>>>>>

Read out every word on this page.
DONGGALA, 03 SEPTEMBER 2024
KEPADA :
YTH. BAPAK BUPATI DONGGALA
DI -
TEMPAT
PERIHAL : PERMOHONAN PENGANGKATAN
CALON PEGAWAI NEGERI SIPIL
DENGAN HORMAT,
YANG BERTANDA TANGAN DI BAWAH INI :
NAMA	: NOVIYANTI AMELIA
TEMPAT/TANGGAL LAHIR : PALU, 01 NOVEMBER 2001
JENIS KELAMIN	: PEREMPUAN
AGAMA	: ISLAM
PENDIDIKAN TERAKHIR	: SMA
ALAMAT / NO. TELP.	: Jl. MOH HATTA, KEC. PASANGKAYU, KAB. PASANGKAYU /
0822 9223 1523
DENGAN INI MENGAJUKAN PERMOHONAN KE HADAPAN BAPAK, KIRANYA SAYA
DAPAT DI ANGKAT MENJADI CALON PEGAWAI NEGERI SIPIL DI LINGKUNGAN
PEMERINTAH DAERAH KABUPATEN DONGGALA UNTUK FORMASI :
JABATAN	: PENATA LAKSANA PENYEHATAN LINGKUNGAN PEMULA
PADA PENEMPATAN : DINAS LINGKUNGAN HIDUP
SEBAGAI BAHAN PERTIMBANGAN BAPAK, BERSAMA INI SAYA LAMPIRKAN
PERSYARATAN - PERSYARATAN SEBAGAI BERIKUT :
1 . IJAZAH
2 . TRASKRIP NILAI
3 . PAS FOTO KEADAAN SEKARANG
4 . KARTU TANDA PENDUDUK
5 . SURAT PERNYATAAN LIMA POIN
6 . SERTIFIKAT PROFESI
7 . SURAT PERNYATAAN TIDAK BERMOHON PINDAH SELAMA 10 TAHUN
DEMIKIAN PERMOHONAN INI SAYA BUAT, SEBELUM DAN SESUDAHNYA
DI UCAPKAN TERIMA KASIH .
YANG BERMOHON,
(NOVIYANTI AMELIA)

<<<<<

• _What is expected_: Recopy all the lines exactly as they appear.

• _Output of the exercise_:
Read out every word on this page.
DONGGALA, 03 SEPTEMBER 2024
KEPADA :
YTH. BAPAK BUPATI DONGGALA
DI -
TEMPAT
PERIHAL : PERMOHONAN PENGANGKATAN
CALON PEGAWAI NEGERI SIPIL
DENGAN HORMAT,
YANG BERTANDA TANGAN DI BAWAH INI :
NAMA	: NOVIYANTI AMELIA
TEMPAT/TANGGAL LAHIR : PALU, 01 NOVEMBER 2001
JENIS KELAMIN	: PEREMPUAN
AGAMA	: ISLAM
PENDIDIKAN TERAKHIR	: SMA
ALAMAT / NO. TELP.	: Jl. MOH HATTA, KEC. PASANGKAYU, KAB. PASANGKAYU /
0822 9223 1523
DENGAN INI MENGAJUKAN PERMOHONAN KE HADAPAN BAPAK, KIRANYA SAYA
DAPAT DI ANGKAT MENJADI CALON PEGAWAI NEGERI SIPIL DI LINGKUNGAN
PEMERINTAH DAERAH KABUPATEN DONGGALA UNTUK FORMASI :
JABATAN	: PENATA LAKSANA PENYEHATAN LINGKUNGAN PEMULA
PADA PENEMPATAN : DINAS LINGKUNGAN HIDUP
SEBAGAI BAHAN PERTIMBANGAN BAPAK, BERSAMA INI SAYA LAMPIRKAN
PERSYARATAN - PERSYARATAN SEBAGAI BERIKUT :
1 . IJAZAH
2 . TRASKRIP NILAI
3 . PAS FOTO KEADAAN SEKARANG
4 . KARTU TANDA PENDUDUK
5 . SURAT PERNYATAAN LIMA POIN
6 . SERTIFIKAT PROFESI
7 . SURAT PERNYATAAN TIDAK BERMOHON PINDAH SELAMA 10 TAHUN
DEMIKIAN PERMOHONAN INI SAYA BUAT, SEBELUM DAN SESUDAHNYA
DI UCAPKAN TERIMA KASIH .
YANG BERMOHON,
(NOVIYANTI AMELIA)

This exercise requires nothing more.